EXERCISE GOAL: Using the material that follows, identify and copy each line with the string "Напишите".
[start]
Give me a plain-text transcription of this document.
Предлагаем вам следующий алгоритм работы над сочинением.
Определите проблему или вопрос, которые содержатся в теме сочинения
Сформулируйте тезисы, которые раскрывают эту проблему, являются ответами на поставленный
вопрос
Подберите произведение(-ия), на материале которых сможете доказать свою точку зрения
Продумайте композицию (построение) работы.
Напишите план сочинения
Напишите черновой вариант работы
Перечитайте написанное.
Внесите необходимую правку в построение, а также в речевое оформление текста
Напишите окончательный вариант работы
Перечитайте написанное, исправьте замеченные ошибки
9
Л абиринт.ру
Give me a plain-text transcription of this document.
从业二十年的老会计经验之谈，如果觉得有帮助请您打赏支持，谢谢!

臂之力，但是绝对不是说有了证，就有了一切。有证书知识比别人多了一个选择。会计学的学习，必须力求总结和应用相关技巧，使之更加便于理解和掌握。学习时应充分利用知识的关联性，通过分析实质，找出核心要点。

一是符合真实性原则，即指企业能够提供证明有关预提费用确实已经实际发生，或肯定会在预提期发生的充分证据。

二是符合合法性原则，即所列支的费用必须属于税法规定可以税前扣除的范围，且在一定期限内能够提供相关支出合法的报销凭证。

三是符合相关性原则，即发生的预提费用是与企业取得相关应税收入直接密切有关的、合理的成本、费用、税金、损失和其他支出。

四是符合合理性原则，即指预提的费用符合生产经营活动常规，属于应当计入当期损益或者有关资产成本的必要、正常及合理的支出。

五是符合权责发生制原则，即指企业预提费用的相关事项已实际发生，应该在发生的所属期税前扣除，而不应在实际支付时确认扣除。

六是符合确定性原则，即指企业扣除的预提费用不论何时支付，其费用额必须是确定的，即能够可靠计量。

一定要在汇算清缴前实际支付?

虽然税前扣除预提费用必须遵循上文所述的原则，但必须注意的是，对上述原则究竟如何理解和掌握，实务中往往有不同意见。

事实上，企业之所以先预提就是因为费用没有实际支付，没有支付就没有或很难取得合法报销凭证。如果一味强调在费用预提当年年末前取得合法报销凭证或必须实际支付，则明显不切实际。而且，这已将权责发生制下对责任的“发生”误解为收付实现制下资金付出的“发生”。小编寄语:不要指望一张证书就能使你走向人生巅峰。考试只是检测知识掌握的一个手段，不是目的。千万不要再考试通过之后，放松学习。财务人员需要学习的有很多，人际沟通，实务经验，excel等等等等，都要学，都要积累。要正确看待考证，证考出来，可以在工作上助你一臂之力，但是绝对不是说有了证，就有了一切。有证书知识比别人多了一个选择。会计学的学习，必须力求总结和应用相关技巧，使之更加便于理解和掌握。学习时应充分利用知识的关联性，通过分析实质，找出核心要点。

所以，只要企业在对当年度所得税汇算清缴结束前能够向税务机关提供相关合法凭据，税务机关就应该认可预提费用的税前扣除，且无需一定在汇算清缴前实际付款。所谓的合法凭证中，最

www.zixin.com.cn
[end]
COMPLETE ANSWER:
Напишите план сочинения
Напишите черновой вариант работы
Напишите окончательный вариант работы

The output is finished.